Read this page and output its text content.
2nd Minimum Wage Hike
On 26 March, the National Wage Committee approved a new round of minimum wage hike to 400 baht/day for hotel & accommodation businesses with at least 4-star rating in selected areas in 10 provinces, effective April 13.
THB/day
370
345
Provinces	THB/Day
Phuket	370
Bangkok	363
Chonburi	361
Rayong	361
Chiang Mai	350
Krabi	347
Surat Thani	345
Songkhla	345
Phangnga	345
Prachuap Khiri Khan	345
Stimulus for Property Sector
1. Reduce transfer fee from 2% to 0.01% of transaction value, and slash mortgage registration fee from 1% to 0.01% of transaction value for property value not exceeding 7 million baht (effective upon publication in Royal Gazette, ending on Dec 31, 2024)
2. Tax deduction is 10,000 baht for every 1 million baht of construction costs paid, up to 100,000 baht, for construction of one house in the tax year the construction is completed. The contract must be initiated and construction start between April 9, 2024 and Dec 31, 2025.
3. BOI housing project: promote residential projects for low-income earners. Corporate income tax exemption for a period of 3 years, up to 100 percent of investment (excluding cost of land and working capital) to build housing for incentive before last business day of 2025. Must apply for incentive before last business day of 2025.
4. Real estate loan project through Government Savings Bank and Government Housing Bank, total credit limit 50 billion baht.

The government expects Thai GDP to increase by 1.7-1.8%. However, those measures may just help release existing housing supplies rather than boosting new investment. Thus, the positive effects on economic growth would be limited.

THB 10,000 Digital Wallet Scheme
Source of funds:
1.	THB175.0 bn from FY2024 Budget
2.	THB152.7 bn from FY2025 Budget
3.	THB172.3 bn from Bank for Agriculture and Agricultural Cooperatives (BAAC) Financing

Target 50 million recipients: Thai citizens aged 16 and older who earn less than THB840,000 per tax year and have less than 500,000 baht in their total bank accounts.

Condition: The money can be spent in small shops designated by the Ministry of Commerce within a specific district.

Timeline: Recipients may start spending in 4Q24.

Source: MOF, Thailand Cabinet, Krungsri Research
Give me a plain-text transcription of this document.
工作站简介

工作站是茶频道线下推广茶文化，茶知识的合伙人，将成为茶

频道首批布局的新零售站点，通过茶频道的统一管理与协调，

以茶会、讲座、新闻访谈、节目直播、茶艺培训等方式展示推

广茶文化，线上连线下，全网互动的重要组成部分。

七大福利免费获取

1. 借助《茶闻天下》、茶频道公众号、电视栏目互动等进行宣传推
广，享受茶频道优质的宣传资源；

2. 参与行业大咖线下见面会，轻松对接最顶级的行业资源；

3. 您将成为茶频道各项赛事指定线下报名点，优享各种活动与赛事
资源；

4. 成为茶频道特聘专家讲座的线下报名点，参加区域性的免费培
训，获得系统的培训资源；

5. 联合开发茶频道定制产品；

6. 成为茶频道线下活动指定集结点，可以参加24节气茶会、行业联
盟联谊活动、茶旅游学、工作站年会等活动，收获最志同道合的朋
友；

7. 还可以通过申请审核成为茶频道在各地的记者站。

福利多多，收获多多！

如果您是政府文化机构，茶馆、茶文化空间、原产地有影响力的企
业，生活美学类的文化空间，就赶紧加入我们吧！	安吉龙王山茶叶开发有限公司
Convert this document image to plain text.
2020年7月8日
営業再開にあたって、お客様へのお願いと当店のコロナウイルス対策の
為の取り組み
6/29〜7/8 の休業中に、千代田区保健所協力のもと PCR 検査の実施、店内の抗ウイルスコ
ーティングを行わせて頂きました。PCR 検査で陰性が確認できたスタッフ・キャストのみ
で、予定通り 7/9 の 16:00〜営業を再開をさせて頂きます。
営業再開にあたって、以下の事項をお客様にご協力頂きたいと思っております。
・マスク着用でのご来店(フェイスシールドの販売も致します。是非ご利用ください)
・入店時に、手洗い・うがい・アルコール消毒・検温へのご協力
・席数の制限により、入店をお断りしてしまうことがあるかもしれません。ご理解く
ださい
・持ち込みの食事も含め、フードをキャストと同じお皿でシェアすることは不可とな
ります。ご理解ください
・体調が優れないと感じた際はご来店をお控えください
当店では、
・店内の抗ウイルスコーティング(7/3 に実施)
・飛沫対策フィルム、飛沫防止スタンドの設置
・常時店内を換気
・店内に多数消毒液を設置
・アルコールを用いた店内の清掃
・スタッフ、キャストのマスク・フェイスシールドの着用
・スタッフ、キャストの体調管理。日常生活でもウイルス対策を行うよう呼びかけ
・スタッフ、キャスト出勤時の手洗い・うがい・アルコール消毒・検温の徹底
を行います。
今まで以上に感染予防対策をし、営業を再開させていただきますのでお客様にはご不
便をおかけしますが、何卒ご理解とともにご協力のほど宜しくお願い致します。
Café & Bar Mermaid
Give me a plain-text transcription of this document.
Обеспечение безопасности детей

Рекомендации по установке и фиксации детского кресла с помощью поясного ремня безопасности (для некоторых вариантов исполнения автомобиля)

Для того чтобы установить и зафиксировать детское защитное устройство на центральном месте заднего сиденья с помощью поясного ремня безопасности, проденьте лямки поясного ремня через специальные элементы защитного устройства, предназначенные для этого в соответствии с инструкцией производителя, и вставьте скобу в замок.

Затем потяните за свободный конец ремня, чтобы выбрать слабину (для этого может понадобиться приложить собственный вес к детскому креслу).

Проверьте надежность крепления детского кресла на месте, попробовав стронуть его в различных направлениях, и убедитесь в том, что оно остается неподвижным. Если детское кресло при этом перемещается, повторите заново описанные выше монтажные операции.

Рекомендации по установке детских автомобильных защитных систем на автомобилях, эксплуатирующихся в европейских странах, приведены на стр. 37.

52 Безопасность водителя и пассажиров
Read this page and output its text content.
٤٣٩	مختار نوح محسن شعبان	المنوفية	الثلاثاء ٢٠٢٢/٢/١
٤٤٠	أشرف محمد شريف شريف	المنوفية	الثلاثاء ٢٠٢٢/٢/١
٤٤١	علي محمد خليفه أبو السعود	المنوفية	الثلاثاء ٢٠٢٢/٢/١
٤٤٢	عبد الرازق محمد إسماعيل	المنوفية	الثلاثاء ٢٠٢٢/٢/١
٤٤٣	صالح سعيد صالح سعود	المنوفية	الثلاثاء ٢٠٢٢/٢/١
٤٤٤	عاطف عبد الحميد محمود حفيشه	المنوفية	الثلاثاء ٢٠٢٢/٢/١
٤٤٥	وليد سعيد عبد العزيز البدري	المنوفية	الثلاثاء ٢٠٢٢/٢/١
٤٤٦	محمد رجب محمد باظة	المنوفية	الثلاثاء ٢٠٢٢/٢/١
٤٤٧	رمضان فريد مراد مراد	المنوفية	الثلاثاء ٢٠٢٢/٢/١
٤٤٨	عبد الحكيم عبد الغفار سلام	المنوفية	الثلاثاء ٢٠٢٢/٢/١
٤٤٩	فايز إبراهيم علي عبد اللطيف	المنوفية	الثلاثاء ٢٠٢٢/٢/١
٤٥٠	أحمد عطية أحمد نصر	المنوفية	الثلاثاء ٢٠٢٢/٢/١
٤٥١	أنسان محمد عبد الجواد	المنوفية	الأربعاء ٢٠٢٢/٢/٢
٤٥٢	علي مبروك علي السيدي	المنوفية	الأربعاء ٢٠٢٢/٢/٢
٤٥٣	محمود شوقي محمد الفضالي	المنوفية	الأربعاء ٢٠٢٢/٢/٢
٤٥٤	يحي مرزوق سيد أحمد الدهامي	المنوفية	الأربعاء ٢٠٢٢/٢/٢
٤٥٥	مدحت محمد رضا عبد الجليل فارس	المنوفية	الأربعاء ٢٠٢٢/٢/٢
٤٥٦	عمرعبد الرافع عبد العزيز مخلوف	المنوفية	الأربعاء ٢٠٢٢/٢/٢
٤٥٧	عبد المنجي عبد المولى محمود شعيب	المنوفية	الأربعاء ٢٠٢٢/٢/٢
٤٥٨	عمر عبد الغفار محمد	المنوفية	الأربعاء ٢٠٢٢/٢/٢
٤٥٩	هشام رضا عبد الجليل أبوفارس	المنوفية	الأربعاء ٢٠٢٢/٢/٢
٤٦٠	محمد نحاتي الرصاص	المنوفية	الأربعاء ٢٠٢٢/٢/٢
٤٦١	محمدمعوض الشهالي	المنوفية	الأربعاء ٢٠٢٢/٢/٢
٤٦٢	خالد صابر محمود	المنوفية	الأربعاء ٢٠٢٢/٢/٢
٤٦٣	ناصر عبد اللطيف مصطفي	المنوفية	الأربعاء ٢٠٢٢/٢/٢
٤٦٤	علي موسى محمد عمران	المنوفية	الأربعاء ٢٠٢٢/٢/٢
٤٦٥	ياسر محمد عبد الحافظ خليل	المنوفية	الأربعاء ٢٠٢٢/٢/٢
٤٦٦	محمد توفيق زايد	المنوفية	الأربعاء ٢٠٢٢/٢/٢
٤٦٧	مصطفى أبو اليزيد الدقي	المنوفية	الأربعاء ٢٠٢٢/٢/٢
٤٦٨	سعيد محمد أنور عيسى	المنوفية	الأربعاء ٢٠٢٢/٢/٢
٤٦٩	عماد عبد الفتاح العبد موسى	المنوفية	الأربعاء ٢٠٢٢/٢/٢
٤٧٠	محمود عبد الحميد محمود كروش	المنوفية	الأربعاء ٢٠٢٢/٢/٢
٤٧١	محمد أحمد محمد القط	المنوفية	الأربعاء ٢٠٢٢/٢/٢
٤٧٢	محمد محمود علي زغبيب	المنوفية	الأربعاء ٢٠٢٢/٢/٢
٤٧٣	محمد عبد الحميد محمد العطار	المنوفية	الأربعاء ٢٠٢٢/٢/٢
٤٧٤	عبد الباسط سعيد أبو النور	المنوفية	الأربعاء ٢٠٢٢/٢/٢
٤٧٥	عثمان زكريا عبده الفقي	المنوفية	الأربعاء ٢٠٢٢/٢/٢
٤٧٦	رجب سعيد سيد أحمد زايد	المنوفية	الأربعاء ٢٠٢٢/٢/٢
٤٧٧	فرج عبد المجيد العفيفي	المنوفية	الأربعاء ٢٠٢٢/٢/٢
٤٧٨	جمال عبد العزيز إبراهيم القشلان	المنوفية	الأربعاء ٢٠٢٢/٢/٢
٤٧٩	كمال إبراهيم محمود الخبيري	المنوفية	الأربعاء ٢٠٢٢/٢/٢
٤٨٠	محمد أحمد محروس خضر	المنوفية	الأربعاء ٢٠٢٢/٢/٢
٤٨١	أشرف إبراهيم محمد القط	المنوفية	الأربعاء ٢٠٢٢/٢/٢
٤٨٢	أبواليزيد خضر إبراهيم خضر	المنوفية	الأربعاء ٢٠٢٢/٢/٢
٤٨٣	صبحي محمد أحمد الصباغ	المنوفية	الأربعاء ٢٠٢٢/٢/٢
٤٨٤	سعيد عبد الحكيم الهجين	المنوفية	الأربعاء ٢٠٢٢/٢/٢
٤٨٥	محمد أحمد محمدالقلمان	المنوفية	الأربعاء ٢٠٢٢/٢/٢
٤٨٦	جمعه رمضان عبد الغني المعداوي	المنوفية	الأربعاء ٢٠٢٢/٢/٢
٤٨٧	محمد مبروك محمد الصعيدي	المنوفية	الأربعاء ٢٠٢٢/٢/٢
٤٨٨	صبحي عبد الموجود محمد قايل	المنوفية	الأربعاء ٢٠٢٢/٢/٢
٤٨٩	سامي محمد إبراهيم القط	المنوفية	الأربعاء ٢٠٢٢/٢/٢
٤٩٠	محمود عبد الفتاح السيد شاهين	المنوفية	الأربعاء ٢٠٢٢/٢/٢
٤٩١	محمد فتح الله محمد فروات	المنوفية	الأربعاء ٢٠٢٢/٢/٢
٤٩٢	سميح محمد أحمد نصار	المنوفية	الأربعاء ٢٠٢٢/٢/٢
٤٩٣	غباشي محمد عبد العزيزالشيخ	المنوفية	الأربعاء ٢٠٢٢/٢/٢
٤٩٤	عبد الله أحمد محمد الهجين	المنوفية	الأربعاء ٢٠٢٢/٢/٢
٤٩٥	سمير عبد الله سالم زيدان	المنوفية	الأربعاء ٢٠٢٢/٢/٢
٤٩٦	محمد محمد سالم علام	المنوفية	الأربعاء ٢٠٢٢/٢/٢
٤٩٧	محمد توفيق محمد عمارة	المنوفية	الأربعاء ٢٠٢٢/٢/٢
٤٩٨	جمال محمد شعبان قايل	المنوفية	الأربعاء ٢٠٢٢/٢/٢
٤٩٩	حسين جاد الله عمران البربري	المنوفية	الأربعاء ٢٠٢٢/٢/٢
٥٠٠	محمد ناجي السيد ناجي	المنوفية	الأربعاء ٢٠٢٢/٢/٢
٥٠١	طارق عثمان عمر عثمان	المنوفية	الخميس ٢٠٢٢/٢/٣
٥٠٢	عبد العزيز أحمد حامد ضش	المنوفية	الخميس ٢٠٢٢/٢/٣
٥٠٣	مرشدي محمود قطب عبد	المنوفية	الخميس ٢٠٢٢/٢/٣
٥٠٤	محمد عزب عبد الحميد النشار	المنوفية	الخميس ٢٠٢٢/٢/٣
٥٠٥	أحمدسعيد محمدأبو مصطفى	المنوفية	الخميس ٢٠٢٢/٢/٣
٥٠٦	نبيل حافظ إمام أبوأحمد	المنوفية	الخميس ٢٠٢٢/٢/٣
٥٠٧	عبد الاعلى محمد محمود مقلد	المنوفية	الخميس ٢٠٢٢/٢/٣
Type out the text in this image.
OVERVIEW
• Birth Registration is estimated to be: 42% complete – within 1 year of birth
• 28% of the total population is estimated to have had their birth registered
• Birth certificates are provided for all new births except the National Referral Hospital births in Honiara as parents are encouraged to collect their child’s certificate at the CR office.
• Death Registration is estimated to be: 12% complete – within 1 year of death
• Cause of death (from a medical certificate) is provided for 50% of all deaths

■ ■ ■ ■

■ **Exercise**: Word for word, quote the lines from the line containing "Type out the text in this image." through the end of the material, both included, and nothing else.

■ **Answer for this exercise**:
Type out the text in this image.
OVERVIEW
• Birth Registration is estimated to be: 42% complete – within 1 year of birth
• 28% of the total population is estimated to have had their birth registered
• Birth certificates are provided for all new births except the National Referral Hospital births in Honiara as parents are encouraged to collect their child’s certificate at the CR office.
• Death Registration is estimated to be: 12% complete – within 1 year of death
• Cause of death (from a medical certificate) is provided for 50% of all deaths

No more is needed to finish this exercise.